### DOCUMENT SECTION
[Retrovirus infection and neurological disorders].

Our series of neuropathologic studies on HAM/TSP and AIDS dementia were reviewed. Studies on HAM/ TSP demonstrated chronic inflammatory process in the spinal cord, accentuated inflammation in the area with slow blood flow in the spinal cord, characteristic adhesion molecule expression for T-cell migration, apoptosis of helper T-cells in active inflammatory lesion, correlation of HTLV-I provirus amount with disease activity, and HTLV-I infection and expression of HTLV-I gene on infiltrated T-cells in the spinal cord lesion. Based on these findings, we have proposed a by-stander mechanism as a pathogenesis of HAM/TSP. HIV-1 also involves the CNS, however, its pathogenesis has not been fully studied yet. To understand the pathogenesis of AIDS dementia, we used a SIV-macaque model and demonstrated that there are two independent pathogenic processes in AIDS dementia; AIDS-dependent neuropil degeneration in the cortex caused by T-cell tropic virus, and immune response against invading virus-infected cells in the white matter caused by macrophage tropic virus. The latter mechanism is similar to that of HAM/TSP. Invasion of virus-infected blood cells inside the CNS and a gradual damage of surrounding CNS tissues caused by prolonged immune attack to these virus-infected cells may be a common pathogenic process of retrovirus induced CNS diseases.

### SUPPLIED DATA

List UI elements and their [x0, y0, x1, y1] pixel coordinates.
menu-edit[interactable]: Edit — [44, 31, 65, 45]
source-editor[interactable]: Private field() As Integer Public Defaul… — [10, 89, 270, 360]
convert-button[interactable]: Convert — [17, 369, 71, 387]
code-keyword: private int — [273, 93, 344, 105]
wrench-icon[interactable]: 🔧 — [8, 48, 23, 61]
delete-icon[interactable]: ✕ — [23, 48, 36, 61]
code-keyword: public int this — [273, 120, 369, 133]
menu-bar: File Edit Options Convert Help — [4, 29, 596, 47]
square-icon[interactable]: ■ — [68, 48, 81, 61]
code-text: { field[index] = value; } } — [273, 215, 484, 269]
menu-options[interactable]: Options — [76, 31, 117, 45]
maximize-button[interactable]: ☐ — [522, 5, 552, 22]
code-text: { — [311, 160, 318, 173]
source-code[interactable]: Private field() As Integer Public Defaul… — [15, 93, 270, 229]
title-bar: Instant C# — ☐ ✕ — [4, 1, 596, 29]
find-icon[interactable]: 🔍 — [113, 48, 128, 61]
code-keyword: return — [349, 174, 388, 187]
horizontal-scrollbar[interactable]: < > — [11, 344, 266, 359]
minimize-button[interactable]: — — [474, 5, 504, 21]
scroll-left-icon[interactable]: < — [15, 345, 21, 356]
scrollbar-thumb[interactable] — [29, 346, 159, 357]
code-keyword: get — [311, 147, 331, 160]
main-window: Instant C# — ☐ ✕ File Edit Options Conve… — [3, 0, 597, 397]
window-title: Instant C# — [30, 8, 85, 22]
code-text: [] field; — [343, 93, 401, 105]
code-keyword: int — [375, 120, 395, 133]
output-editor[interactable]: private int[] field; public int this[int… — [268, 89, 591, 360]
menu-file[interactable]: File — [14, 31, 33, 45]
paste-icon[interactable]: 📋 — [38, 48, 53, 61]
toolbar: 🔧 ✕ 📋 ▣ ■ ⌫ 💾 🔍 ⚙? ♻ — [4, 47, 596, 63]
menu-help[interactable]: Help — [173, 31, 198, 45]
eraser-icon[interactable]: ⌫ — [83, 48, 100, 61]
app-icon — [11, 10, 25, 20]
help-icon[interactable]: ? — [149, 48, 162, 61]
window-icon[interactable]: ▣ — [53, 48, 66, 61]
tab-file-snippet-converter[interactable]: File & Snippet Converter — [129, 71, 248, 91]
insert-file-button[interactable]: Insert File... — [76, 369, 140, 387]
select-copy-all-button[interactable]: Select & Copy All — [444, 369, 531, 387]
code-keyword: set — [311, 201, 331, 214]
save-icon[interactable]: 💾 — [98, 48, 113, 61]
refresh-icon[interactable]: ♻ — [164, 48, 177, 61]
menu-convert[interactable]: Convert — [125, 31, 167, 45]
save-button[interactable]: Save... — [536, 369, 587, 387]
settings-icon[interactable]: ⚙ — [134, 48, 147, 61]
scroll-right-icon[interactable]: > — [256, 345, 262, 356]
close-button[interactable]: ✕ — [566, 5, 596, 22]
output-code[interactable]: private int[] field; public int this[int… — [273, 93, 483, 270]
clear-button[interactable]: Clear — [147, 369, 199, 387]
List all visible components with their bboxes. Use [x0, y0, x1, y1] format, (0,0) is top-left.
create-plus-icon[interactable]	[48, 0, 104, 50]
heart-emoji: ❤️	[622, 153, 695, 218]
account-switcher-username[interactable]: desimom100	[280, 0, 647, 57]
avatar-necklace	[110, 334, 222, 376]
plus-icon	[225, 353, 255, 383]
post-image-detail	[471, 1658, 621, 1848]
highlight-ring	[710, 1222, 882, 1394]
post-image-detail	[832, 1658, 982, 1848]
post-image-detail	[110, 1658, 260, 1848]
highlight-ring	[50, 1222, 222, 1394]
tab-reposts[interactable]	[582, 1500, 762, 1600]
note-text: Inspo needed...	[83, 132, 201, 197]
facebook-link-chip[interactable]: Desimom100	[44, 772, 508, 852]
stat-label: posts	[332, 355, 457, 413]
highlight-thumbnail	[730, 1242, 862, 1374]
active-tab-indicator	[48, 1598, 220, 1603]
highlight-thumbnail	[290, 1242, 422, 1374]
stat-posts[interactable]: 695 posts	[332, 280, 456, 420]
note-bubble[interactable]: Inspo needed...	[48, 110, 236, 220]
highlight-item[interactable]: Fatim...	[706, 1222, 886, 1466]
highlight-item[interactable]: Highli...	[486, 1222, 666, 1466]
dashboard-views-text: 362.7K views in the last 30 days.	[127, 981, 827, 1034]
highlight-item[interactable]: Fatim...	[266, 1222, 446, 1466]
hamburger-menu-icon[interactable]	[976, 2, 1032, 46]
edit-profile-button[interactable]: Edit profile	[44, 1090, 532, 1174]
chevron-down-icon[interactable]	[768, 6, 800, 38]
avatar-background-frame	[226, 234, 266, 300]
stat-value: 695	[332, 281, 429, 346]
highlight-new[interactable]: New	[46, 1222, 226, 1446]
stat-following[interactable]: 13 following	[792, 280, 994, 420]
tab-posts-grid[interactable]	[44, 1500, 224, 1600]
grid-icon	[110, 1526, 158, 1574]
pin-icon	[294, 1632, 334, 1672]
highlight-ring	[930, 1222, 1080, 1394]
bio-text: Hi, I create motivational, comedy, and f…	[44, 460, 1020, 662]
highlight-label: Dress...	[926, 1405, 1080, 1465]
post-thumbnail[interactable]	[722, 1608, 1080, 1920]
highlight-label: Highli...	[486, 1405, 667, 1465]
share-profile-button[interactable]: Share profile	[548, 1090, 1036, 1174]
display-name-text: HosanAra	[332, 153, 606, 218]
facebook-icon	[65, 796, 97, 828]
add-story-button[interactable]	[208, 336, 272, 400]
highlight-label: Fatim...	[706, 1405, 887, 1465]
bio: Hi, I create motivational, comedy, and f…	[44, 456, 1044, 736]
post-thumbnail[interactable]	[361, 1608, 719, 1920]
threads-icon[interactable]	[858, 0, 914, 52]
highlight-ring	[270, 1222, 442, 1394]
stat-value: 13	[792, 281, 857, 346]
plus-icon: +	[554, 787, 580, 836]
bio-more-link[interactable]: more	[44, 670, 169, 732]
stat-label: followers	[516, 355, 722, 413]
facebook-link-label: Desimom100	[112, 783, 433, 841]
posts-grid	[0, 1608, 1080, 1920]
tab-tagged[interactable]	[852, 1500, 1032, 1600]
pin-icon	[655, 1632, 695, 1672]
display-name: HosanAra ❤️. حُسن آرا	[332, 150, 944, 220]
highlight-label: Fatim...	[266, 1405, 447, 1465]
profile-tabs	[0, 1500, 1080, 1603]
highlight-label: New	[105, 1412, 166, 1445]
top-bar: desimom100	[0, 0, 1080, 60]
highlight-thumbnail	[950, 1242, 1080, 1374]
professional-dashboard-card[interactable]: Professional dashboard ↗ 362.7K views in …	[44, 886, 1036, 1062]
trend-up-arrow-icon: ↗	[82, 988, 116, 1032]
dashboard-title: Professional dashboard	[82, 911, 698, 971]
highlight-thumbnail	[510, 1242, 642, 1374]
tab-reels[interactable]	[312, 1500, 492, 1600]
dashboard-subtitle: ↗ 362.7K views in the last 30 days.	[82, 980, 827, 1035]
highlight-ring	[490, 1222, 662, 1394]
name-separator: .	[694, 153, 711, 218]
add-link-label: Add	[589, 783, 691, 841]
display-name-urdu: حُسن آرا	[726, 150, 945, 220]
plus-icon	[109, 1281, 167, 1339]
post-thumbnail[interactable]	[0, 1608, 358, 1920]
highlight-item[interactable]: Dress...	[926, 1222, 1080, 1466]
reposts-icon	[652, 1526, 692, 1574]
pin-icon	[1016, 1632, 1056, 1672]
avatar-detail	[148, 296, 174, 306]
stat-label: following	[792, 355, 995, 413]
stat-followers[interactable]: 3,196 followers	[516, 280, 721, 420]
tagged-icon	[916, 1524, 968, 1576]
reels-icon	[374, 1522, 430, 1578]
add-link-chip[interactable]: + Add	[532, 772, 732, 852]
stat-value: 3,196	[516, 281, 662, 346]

### ACTIVITY A
According to the retrovirus abstract, what model was used to study the pathogenesis of AIDS dementia?
### ACTIVITY B
Please rewrite the paragraph of the retrovirus abstract that begins "Our series of neuropathologic studies" as a short list that keeps its main facts.
The data are separate from the retrovirus abstract.

### ANSWER A
A SIV-macaque model.

### ANSWER B
- The paragraph reviews the authors' neuropathologic studies on HAM/TSP and AIDS dementia.
- HAM/TSP findings:
  - chronic inflammation in the spinal cord, stronger where blood flow is slow
  - characteristic adhesion molecule expression for T-cell migration
  - apoptosis of helper T-cells in active lesions
  - HTLV-I provirus amount correlating with disease activity
  - HTLV-I infection and gene expression in infiltrated T-cells in spinal cord lesions
- From these findings, the authors proposed a by-stander mechanism as the pathogenesis of HAM/TSP.
- HIV-1 also involves the CNS, but its pathogenesis has not been fully studied.
- A SIV-macaque model showed two independent processes in AIDS dementia:
  - AIDS-dependent neuropil degeneration in the cortex, caused by T-cell tropic virus
  - immune response against invading virus-infected cells in the white matter, caused by macrophage tropic virus, similar to HAM/TSP
- A possible common process in retrovirus-induced CNS diseases is that virus-infected blood cells invade the CNS and prolonged immune attack on them gradually damages surrounding tissue.